Every record here needs to be written out again exactly.
====== DATA FOR THIS TASK
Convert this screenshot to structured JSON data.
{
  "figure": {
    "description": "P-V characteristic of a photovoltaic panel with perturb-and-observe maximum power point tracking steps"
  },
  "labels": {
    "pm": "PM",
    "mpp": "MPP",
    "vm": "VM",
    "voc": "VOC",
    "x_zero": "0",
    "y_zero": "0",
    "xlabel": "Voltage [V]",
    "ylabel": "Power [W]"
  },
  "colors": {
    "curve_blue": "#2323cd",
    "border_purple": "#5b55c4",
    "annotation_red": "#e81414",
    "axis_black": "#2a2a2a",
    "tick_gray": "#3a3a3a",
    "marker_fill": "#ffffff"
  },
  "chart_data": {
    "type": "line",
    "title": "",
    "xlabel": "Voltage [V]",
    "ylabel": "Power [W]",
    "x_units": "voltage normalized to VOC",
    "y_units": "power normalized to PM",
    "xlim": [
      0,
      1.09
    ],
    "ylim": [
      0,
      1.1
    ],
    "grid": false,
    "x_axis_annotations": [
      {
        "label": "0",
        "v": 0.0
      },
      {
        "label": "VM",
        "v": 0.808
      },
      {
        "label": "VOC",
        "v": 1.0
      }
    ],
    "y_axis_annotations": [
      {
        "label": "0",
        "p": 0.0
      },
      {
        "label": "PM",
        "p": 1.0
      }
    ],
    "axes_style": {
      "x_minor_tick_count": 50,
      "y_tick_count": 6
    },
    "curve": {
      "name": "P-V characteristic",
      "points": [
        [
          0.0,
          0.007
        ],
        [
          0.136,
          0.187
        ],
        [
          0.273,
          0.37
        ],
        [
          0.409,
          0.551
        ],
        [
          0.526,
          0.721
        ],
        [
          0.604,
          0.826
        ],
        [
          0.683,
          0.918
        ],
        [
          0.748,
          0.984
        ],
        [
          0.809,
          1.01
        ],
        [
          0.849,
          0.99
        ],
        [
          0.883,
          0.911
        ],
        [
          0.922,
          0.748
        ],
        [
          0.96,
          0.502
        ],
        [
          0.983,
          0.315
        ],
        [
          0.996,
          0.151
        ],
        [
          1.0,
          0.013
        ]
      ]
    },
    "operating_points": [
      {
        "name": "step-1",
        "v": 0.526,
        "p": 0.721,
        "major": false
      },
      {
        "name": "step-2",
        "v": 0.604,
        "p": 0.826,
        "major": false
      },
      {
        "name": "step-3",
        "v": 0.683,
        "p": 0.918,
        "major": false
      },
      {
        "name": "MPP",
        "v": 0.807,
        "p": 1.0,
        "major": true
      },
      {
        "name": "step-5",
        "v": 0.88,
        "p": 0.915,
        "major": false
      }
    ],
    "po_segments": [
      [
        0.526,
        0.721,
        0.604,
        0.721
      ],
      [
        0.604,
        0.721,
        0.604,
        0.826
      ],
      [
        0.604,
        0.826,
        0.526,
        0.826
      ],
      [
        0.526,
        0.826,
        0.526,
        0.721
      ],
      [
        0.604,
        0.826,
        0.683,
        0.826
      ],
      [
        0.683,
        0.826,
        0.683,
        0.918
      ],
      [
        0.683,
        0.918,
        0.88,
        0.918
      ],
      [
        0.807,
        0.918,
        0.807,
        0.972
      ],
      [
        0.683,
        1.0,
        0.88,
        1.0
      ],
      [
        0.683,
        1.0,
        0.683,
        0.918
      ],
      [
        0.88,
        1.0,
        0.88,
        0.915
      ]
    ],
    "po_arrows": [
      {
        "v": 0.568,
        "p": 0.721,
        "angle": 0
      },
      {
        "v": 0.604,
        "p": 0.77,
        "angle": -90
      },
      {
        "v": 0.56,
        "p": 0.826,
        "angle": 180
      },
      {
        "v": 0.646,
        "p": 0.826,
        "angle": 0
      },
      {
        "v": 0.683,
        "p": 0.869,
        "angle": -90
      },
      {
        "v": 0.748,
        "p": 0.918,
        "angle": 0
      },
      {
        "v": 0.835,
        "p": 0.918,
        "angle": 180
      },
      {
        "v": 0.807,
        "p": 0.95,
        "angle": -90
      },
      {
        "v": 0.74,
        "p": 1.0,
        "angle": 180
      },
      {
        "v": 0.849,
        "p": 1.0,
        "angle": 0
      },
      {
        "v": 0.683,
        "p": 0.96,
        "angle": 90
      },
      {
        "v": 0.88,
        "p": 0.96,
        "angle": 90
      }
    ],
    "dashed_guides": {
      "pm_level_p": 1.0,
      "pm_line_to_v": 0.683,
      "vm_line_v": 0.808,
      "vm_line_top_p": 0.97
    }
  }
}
============
SOLUTION TO THE PROBLEM:
Convert this screenshot to structured JSON data.
{
  "figure": {
    "description": "P-V characteristic of a photovoltaic panel with perturb-and-observe maximum power point tracking steps"
  },
  "labels": {
    "pm": "PM",
    "mpp": "MPP",
    "vm": "VM",
    "voc": "VOC",
    "x_zero": "0",
    "y_zero": "0",
    "xlabel": "Voltage [V]",
    "ylabel": "Power [W]"
  },
  "colors": {
    "curve_blue": "#2323cd",
    "border_purple": "#5b55c4",
    "annotation_red": "#e81414",
    "axis_black": "#2a2a2a",
    "tick_gray": "#3a3a3a",
    "marker_fill": "#ffffff"
  },
  "chart_data": {
    "type": "line",
    "title": "",
    "xlabel": "Voltage [V]",
    "ylabel": "Power [W]",
    "x_units": "voltage normalized to VOC",
    "y_units": "power normalized to PM",
    "xlim": [
      0,
      1.09
    ],
    "ylim": [
      0,
      1.1
    ],
    "grid": false,
    "x_axis_annotations": [
      {
        "label": "0",
        "v": 0.0
      },
      {
        "label": "VM",
        "v": 0.808
      },
      {
        "label": "VOC",
        "v": 1.0
      }
    ],
    "y_axis_annotations": [
      {
        "label": "0",
        "p": 0.0
      },
      {
        "label": "PM",
        "p": 1.0
      }
    ],
    "axes_style": {
      "x_minor_tick_count": 50,
      "y_tick_count": 6
    },
    "curve": {
      "name": "P-V characteristic",
      "points": [
        [
          0.0,
          0.007
        ],
        [
          0.136,
          0.187
        ],
        [
          0.273,
          0.37
        ],
        [
          0.409,
          0.551
        ],
        [
          0.526,
          0.721
        ],
        [
          0.604,
          0.826
        ],
        [
          0.683,
          0.918
        ],
        [
          0.748,
          0.984
        ],
        [
          0.809,
          1.01
        ],
        [
          0.849,
          0.99
        ],
        [
          0.883,
          0.911
        ],
        [
          0.922,
          0.748
        ],
        [
          0.96,
          0.502
        ],
        [
          0.983,
          0.315
        ],
        [
          0.996,
          0.151
        ],
        [
          1.0,
          0.013
        ]
      ]
    },
    "operating_points": [
      {
        "name": "step-1",
        "v": 0.526,
        "p": 0.721,
        "major": false
      },
      {
        "name": "step-2",
        "v": 0.604,
        "p": 0.826,
        "major": false
      },
      {
        "name": "step-3",
        "v": 0.683,
        "p": 0.918,
        "major": false
      },
      {
        "name": "MPP",
        "v": 0.807,
        "p": 1.0,
        "major": true
      },
      {
        "name": "step-5",
        "v": 0.88,
        "p": 0.915,
        "major": false
      }
    ],
    "po_segments": [
      [
        0.526,
        0.721,
        0.604,
        0.721
      ],
      [
        0.604,
        0.721,
        0.604,
        0.826
      ],
      [
        0.604,
        0.826,
        0.526,
        0.826
      ],
      [
        0.526,
        0.826,
        0.526,
        0.721
      ],
      [
        0.604,
        0.826,
        0.683,
        0.826
      ],
      [
        0.683,
        0.826,
        0.683,
        0.918
      ],
      [
        0.683,
        0.918,
        0.88,
        0.918
      ],
      [
        0.807,
        0.918,
        0.807,
        0.972
      ],
      [
        0.683,
        1.0,
        0.88,
        1.0
      ],
      [
        0.683,
        1.0,
        0.683,
        0.918
      ],
      [
        0.88,
        1.0,
        0.88,
        0.915
      ]
    ],
    "po_arrows": [
      {
        "v": 0.568,
        "p": 0.721,
        "angle": 0
      },
      {
        "v": 0.604,
        "p": 0.77,
        "angle": -90
      },
      {
        "v": 0.56,
        "p": 0.826,
        "angle": 180
      },
      {
        "v": 0.646,
        "p": 0.826,
        "angle": 0
      },
      {
        "v": 0.683,
        "p": 0.869,
        "angle": -90
      },
      {
        "v": 0.748,
        "p": 0.918,
        "angle": 0
      },
      {
        "v": 0.835,
        "p": 0.918,
        "angle": 180
      },
      {
        "v": 0.807,
        "p": 0.95,
        "angle": -90
      },
      {
        "v": 0.74,
        "p": 1.0,
        "angle": 180
      },
      {
        "v": 0.849,
        "p": 1.0,
        "angle": 0
      },
      {
        "v": 0.683,
        "p": 0.96,
        "angle": 90
      },
      {
        "v": 0.88,
        "p": 0.96,
        "angle": 90
      }
    ],
    "dashed_guides": {
      "pm_level_p": 1.0,
      "pm_line_to_v": 0.683,
      "vm_line_v": 0.808,
      "vm_line_top_p": 0.97
    }
  }
}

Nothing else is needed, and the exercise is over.